Records from a collection:
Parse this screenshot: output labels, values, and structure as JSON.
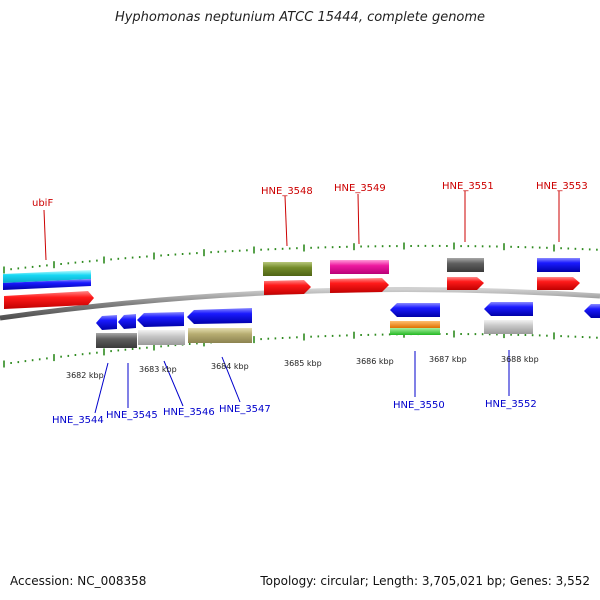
{
  "title": "Hyphomonas neptunium ATCC 15444, complete genome",
  "footer": {
    "accession": "Accession: NC_008358",
    "summary": "Topology: circular; Length: 3,705,021 bp; Genes: 3,552"
  },
  "colors": {
    "backbone": "#8a8a8a",
    "tick": "#2e8b1f",
    "top_label": "#cc0000",
    "bottom_label": "#0000cc",
    "cds_red": "#ee1111",
    "cds_blue": "#1515dd",
    "cds_cyan": "#11ccee"
  },
  "kbp_ticks": [
    "3682 kbp",
    "3683 kbp",
    "3684 kbp",
    "3685 kbp",
    "3686 kbp",
    "3687 kbp",
    "3688 kbp"
  ],
  "top_labels": [
    "ubiF",
    "HNE_3548",
    "HNE_3549",
    "HNE_3551",
    "HNE_3553"
  ],
  "bottom_labels": [
    "HNE_3544",
    "HNE_3545",
    "HNE_3546",
    "HNE_3547",
    "HNE_3550",
    "HNE_3552"
  ]
}
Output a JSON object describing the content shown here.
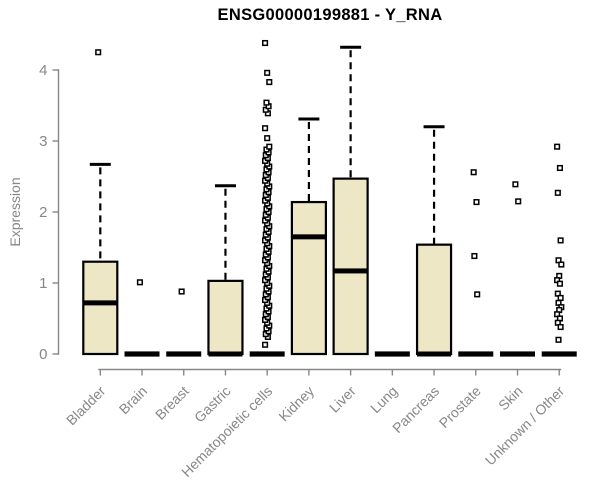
{
  "chart_data": {
    "type": "boxplot",
    "title": "ENSG00000199881 - Y_RNA",
    "ylabel": "Expression",
    "xlabel": "",
    "ylim": [
      0,
      4
    ],
    "yticks": [
      0,
      1,
      2,
      3,
      4
    ],
    "grid": false,
    "legend_position": "none",
    "categories": [
      "Bladder",
      "Brain",
      "Breast",
      "Gastric",
      "Hematopoietic cells",
      "Kidney",
      "Liver",
      "Lung",
      "Pancreas",
      "Prostate",
      "Skin",
      "Unknown / Other"
    ],
    "series": [
      {
        "name": "Bladder",
        "whisker_low": 0,
        "q1": 0,
        "median": 0.72,
        "q3": 1.3,
        "whisker_high": 2.67,
        "outliers": [
          4.25
        ]
      },
      {
        "name": "Brain",
        "whisker_low": 0,
        "q1": 0,
        "median": 0,
        "q3": 0,
        "whisker_high": 0,
        "outliers": [
          1.01
        ]
      },
      {
        "name": "Breast",
        "whisker_low": 0,
        "q1": 0,
        "median": 0,
        "q3": 0,
        "whisker_high": 0,
        "outliers": [
          0.88
        ]
      },
      {
        "name": "Gastric",
        "whisker_low": 0,
        "q1": 0,
        "median": 0,
        "q3": 1.03,
        "whisker_high": 2.37,
        "outliers": []
      },
      {
        "name": "Hematopoietic cells",
        "whisker_low": 0,
        "q1": 0,
        "median": 0,
        "q3": 0,
        "whisker_high": 0,
        "outliers": [
          0.13,
          0.24,
          0.28,
          0.32,
          0.36,
          0.4,
          0.44,
          0.48,
          0.52,
          0.56,
          0.6,
          0.64,
          0.68,
          0.72,
          0.76,
          0.8,
          0.84,
          0.88,
          0.92,
          0.96,
          1.0,
          1.04,
          1.08,
          1.12,
          1.16,
          1.2,
          1.24,
          1.28,
          1.32,
          1.36,
          1.4,
          1.44,
          1.48,
          1.52,
          1.56,
          1.6,
          1.64,
          1.68,
          1.72,
          1.76,
          1.8,
          1.84,
          1.88,
          1.92,
          1.96,
          2.0,
          2.04,
          2.08,
          2.12,
          2.16,
          2.2,
          2.24,
          2.28,
          2.32,
          2.36,
          2.4,
          2.44,
          2.48,
          2.52,
          2.56,
          2.6,
          2.64,
          2.68,
          2.72,
          2.76,
          2.8,
          2.84,
          2.88,
          2.92,
          3.04,
          3.18,
          3.39,
          3.44,
          3.49,
          3.54,
          3.83,
          3.96,
          4.38
        ]
      },
      {
        "name": "Kidney",
        "whisker_low": 0,
        "q1": 0,
        "median": 1.65,
        "q3": 2.14,
        "whisker_high": 3.31,
        "outliers": []
      },
      {
        "name": "Liver",
        "whisker_low": 0,
        "q1": 0,
        "median": 1.17,
        "q3": 2.47,
        "whisker_high": 4.32,
        "outliers": []
      },
      {
        "name": "Lung",
        "whisker_low": 0,
        "q1": 0,
        "median": 0,
        "q3": 0,
        "whisker_high": 0,
        "outliers": []
      },
      {
        "name": "Pancreas",
        "whisker_low": 0,
        "q1": 0,
        "median": 0,
        "q3": 1.54,
        "whisker_high": 3.2,
        "outliers": []
      },
      {
        "name": "Prostate",
        "whisker_low": 0,
        "q1": 0,
        "median": 0,
        "q3": 0,
        "whisker_high": 0,
        "outliers": [
          2.56,
          2.14,
          1.38,
          0.84
        ]
      },
      {
        "name": "Skin",
        "whisker_low": 0,
        "q1": 0,
        "median": 0,
        "q3": 0,
        "whisker_high": 0,
        "outliers": [
          2.39,
          2.15
        ]
      },
      {
        "name": "Unknown / Other",
        "whisker_low": 0,
        "q1": 0,
        "median": 0,
        "q3": 0,
        "whisker_high": 0,
        "outliers": [
          2.92,
          2.62,
          2.27,
          1.6,
          1.32,
          1.26,
          1.1,
          1.04,
          0.99,
          0.85,
          0.79,
          0.72,
          0.66,
          0.62,
          0.56,
          0.5,
          0.44,
          0.38,
          0.2
        ]
      }
    ],
    "colors": {
      "background": "#FFFFFF",
      "box_fill": "#EDE7C5",
      "box_border": "#000000",
      "median": "#000000",
      "whisker": "#000000",
      "outlier": "#000000",
      "axis": "#878787",
      "tick_label": "#878787",
      "title": "#000000"
    }
  }
}
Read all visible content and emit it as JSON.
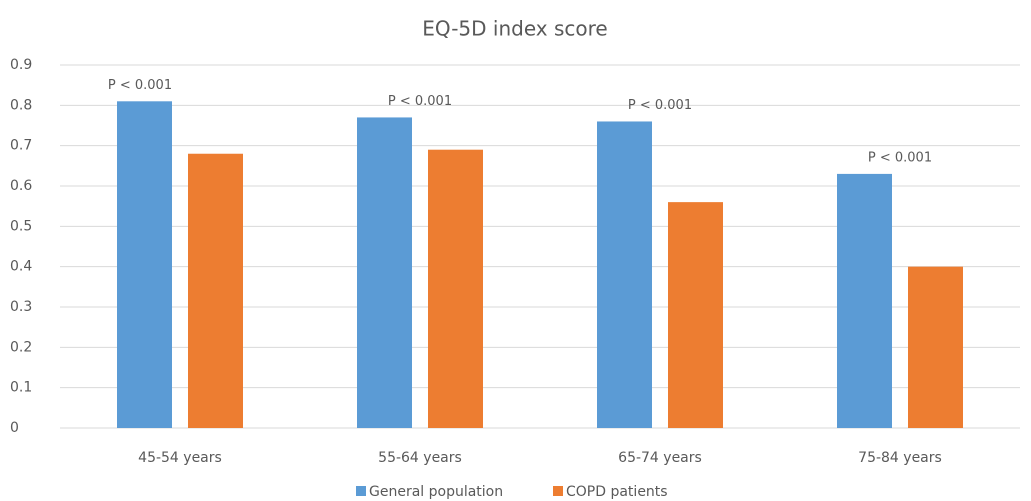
{
  "chart_data": {
    "type": "bar",
    "title": "EQ-5D index score",
    "categories": [
      "45-54 years",
      "55-64 years",
      "65-74 years",
      "75-84 years"
    ],
    "series": [
      {
        "name": "General population",
        "color": "#5b9bd5",
        "values": [
          0.81,
          0.77,
          0.76,
          0.63
        ]
      },
      {
        "name": "COPD patients",
        "color": "#ed7d31",
        "values": [
          0.68,
          0.69,
          0.56,
          0.4
        ]
      }
    ],
    "annotations": [
      "P < 0.001",
      "P < 0.001",
      "P < 0.001",
      "P < 0.001"
    ],
    "ylim": [
      0,
      0.9
    ],
    "yticks": [
      0,
      0.1,
      0.2,
      0.3,
      0.4,
      0.5,
      0.6,
      0.7,
      0.8,
      0.9
    ],
    "grid": true,
    "legend": "bottom"
  }
}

What the exercise asks - With the pictures dropped, give every entry above again exactly.

Answer area -
Parse this screenshot: output labels, values, and structure as JSON.
{
  "title": "Hyphomonas neptunium ATCC 15444, complete genome",
  "footer": {
    "accession": "Accession: NC_008358",
    "summary": "Topology: circular; Length: 3,705,021 bp; Genes: 3,552"
  },
  "colors": {
    "backbone": "#8a8a8a",
    "tick": "#2e8b1f",
    "top_label": "#cc0000",
    "bottom_label": "#0000cc",
    "cds_red": "#ee1111",
    "cds_blue": "#1515dd",
    "cds_cyan": "#11ccee"
  },
  "kbp_ticks": [
    "3682 kbp",
    "3683 kbp",
    "3684 kbp",
    "3685 kbp",
    "3686 kbp",
    "3687 kbp",
    "3688 kbp"
  ],
  "top_labels": [
    "ubiF",
    "HNE_3548",
    "HNE_3549",
    "HNE_3551",
    "HNE_3553"
  ],
  "bottom_labels": [
    "HNE_3544",
    "HNE_3545",
    "HNE_3546",
    "HNE_3547",
    "HNE_3550",
    "HNE_3552"
  ]
}
Output a JSON object describing the content shown here.
{
  "chart_data": {
    "type": "boxplot",
    "title": "ENSG00000199881 - Y_RNA",
    "ylabel": "Expression",
    "xlabel": "",
    "ylim": [
      0,
      4
    ],
    "yticks": [
      0,
      1,
      2,
      3,
      4
    ],
    "grid": false,
    "legend_position": "none",
    "categories": [
      "Bladder",
      "Brain",
      "Breast",
      "Gastric",
      "Hematopoietic cells",
      "Kidney",
      "Liver",
      "Lung",
      "Pancreas",
      "Prostate",
      "Skin",
      "Unknown / Other"
    ],
    "series": [
      {
        "name": "Bladder",
        "whisker_low": 0,
        "q1": 0,
        "median": 0.72,
        "q3": 1.3,
        "whisker_high": 2.67,
        "outliers": [
          4.25
        ]
      },
      {
        "name": "Brain",
        "whisker_low": 0,
        "q1": 0,
        "median": 0,
        "q3": 0,
        "whisker_high": 0,
        "outliers": [
          1.01
        ]
      },
      {
        "name": "Breast",
        "whisker_low": 0,
        "q1": 0,
        "median": 0,
        "q3": 0,
        "whisker_high": 0,
        "outliers": [
          0.88
        ]
      },
      {
        "name": "Gastric",
        "whisker_low": 0,
        "q1": 0,
        "median": 0,
        "q3": 1.03,
        "whisker_high": 2.37,
        "outliers": []
      },
      {
        "name": "Hematopoietic cells",
        "whisker_low": 0,
        "q1": 0,
        "median": 0,
        "q3": 0,
        "whisker_high": 0,
        "outliers": [
          0.13,
          0.24,
          0.28,
          0.32,
          0.36,
          0.4,
          0.44,
          0.48,
          0.52,
          0.56,
          0.6,
          0.64,
          0.68,
          0.72,
          0.76,
          0.8,
          0.84,
          0.88,
          0.92,
          0.96,
          1.0,
          1.04,
          1.08,
          1.12,
          1.16,
          1.2,
          1.24,
          1.28,
          1.32,
          1.36,
          1.4,
          1.44,
          1.48,
          1.52,
          1.56,
          1.6,
          1.64,
          1.68,
          1.72,
          1.76,
          1.8,
          1.84,
          1.88,
          1.92,
          1.96,
          2.0,
          2.04,
          2.08,
          2.12,
          2.16,
          2.2,
          2.24,
          2.28,
          2.32,
          2.36,
          2.4,
          2.44,
          2.48,
          2.52,
          2.56,
          2.6,
          2.64,
          2.68,
          2.72,
          2.76,
          2.8,
          2.84,
          2.88,
          2.92,
          3.04,
          3.18,
          3.39,
          3.44,
          3.49,
          3.54,
          3.83,
          3.96,
          4.38
        ]
      },
      {
        "name": "Kidney",
        "whisker_low": 0,
        "q1": 0,
        "median": 1.65,
        "q3": 2.14,
        "whisker_high": 3.31,
        "outliers": []
      },
      {
        "name": "Liver",
        "whisker_low": 0,
        "q1": 0,
        "median": 1.17,
        "q3": 2.47,
        "whisker_high": 4.32,
        "outliers": []
      },
      {
        "name": "Lung",
        "whisker_low": 0,
        "q1": 0,
        "median": 0,
        "q3": 0,
        "whisker_high": 0,
        "outliers": []
      },
      {
        "name": "Pancreas",
        "whisker_low": 0,
        "q1": 0,
        "median": 0,
        "q3": 1.54,
        "whisker_high": 3.2,
        "outliers": []
      },
      {
        "name": "Prostate",
        "whisker_low": 0,
        "q1": 0,
        "median": 0,
        "q3": 0,
        "whisker_high": 0,
        "outliers": [
          2.56,
          2.14,
          1.38,
          0.84
        ]
      },
      {
        "name": "Skin",
        "whisker_low": 0,
        "q1": 0,
        "median": 0,
        "q3": 0,
        "whisker_high": 0,
        "outliers": [
          2.39,
          2.15
        ]
      },
      {
        "name": "Unknown / Other",
        "whisker_low": 0,
        "q1": 0,
        "median": 0,
        "q3": 0,
        "whisker_high": 0,
        "outliers": [
          2.92,
          2.62,
          2.27,
          1.6,
          1.32,
          1.26,
          1.1,
          1.04,
          0.99,
          0.85,
          0.79,
          0.72,
          0.66,
          0.62,
          0.56,
          0.5,
          0.44,
          0.38,
          0.2
        ]
      }
    ],
    "colors": {
      "background": "#FFFFFF",
      "box_fill": "#EDE7C5",
      "box_border": "#000000",
      "median": "#000000",
      "whisker": "#000000",
      "outlier": "#000000",
      "axis": "#878787",
      "tick_label": "#878787",
      "title": "#000000"
    }
  }
}
Read all visible content and emit it as JSON.
{
  "chart_data": {
    "type": "bar",
    "title": "EQ-5D index score",
    "categories": [
      "45-54 years",
      "55-64 years",
      "65-74 years",
      "75-84 years"
    ],
    "series": [
      {
        "name": "General population",
        "color": "#5b9bd5",
        "values": [
          0.81,
          0.77,
          0.76,
          0.63
        ]
      },
      {
        "name": "COPD patients",
        "color": "#ed7d31",
        "values": [
          0.68,
          0.69,
          0.56,
          0.4
        ]
      }
    ],
    "annotations": [
      "P < 0.001",
      "P < 0.001",
      "P < 0.001",
      "P < 0.001"
    ],
    "ylim": [
      0,
      0.9
    ],
    "yticks": [
      0,
      0.1,
      0.2,
      0.3,
      0.4,
      0.5,
      0.6,
      0.7,
      0.8,
      0.9
    ],
    "grid": true,
    "legend": "bottom"
  }
}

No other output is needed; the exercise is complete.